**WRITTEN INSTRUCTION:**
Look through the records below, and copy out every line that holds the string "ylabel".
Begin INPUT ROWS
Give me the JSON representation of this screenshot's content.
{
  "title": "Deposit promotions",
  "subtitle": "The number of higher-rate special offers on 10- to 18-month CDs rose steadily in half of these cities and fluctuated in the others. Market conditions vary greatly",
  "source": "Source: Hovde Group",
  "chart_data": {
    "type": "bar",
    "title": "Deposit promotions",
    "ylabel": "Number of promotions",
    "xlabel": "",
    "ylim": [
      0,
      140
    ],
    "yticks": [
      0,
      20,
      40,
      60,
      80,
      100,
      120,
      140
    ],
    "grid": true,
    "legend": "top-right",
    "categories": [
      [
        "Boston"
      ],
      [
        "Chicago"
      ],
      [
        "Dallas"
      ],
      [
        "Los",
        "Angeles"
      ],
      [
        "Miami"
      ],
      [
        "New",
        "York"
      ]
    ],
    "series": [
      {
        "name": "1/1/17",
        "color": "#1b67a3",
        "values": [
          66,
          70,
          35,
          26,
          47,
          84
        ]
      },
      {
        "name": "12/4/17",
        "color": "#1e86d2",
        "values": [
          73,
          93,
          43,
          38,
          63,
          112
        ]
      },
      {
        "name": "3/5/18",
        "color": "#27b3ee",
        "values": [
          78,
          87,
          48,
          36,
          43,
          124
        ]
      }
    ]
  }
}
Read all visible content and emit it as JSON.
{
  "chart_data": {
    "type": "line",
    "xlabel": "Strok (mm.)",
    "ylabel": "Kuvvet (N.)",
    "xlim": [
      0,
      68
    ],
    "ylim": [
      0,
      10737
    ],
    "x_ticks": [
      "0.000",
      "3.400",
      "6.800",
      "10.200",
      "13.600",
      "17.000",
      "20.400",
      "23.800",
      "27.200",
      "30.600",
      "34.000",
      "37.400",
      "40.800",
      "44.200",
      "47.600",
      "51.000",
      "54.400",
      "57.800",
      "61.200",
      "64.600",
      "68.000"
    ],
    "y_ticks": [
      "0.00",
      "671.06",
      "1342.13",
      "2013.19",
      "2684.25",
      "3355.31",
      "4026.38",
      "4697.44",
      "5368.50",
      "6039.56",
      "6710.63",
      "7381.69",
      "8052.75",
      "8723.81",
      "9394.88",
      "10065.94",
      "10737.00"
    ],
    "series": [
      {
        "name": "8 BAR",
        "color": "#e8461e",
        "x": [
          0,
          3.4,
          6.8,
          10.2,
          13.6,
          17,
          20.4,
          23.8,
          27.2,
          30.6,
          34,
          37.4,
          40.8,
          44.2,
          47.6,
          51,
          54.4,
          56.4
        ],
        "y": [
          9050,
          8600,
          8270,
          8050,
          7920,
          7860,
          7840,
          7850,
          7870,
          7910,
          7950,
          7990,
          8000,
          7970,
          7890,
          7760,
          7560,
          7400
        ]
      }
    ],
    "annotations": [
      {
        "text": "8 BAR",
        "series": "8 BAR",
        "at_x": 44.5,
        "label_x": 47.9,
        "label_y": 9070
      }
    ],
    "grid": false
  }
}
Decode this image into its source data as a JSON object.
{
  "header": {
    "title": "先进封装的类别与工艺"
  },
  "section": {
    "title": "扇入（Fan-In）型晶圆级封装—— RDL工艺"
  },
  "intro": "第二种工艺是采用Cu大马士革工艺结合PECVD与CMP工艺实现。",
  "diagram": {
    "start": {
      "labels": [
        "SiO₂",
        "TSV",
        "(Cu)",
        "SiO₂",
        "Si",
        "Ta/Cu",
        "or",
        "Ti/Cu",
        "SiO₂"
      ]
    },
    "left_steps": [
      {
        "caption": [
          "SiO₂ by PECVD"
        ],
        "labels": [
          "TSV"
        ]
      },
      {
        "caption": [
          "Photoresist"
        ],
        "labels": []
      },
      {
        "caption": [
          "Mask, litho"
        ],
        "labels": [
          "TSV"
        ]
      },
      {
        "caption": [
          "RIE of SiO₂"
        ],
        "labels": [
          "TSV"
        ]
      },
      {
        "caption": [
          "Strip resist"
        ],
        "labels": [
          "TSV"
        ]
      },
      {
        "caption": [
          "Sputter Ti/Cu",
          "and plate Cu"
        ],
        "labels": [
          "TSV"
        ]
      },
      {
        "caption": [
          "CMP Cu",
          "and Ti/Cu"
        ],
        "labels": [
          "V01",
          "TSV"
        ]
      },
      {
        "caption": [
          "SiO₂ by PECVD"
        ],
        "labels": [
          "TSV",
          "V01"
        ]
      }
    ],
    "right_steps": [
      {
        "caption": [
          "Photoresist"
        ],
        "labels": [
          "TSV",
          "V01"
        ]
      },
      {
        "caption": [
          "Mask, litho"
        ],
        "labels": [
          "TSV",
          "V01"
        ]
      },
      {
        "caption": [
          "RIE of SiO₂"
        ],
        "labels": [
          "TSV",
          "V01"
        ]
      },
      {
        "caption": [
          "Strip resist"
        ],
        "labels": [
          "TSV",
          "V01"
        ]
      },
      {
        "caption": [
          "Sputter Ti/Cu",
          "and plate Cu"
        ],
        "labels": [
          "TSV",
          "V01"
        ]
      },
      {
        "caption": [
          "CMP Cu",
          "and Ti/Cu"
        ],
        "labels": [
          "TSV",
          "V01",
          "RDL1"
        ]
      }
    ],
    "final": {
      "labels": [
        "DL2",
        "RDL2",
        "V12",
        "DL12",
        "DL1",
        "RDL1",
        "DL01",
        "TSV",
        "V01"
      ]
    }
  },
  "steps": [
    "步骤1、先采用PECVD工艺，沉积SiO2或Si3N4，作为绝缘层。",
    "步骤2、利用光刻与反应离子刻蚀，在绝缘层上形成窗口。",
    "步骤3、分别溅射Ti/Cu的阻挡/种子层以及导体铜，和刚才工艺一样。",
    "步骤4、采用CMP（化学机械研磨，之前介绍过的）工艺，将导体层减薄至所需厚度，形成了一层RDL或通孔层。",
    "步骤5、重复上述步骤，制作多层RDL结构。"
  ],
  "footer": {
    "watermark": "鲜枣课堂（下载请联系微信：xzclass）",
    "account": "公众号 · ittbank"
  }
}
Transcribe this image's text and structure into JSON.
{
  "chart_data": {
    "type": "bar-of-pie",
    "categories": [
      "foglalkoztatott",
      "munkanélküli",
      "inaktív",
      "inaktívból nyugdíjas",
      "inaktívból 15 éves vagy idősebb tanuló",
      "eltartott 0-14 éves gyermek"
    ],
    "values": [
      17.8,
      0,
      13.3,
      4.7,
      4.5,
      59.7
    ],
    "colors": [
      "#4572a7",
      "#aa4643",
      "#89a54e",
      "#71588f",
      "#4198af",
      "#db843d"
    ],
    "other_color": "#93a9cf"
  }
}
End INPUT ROWS
**RESULT FOR THIS EXERCISE:**
    "ylabel": "Number of promotions",
    "ylabel": "Kuvvet (N.)",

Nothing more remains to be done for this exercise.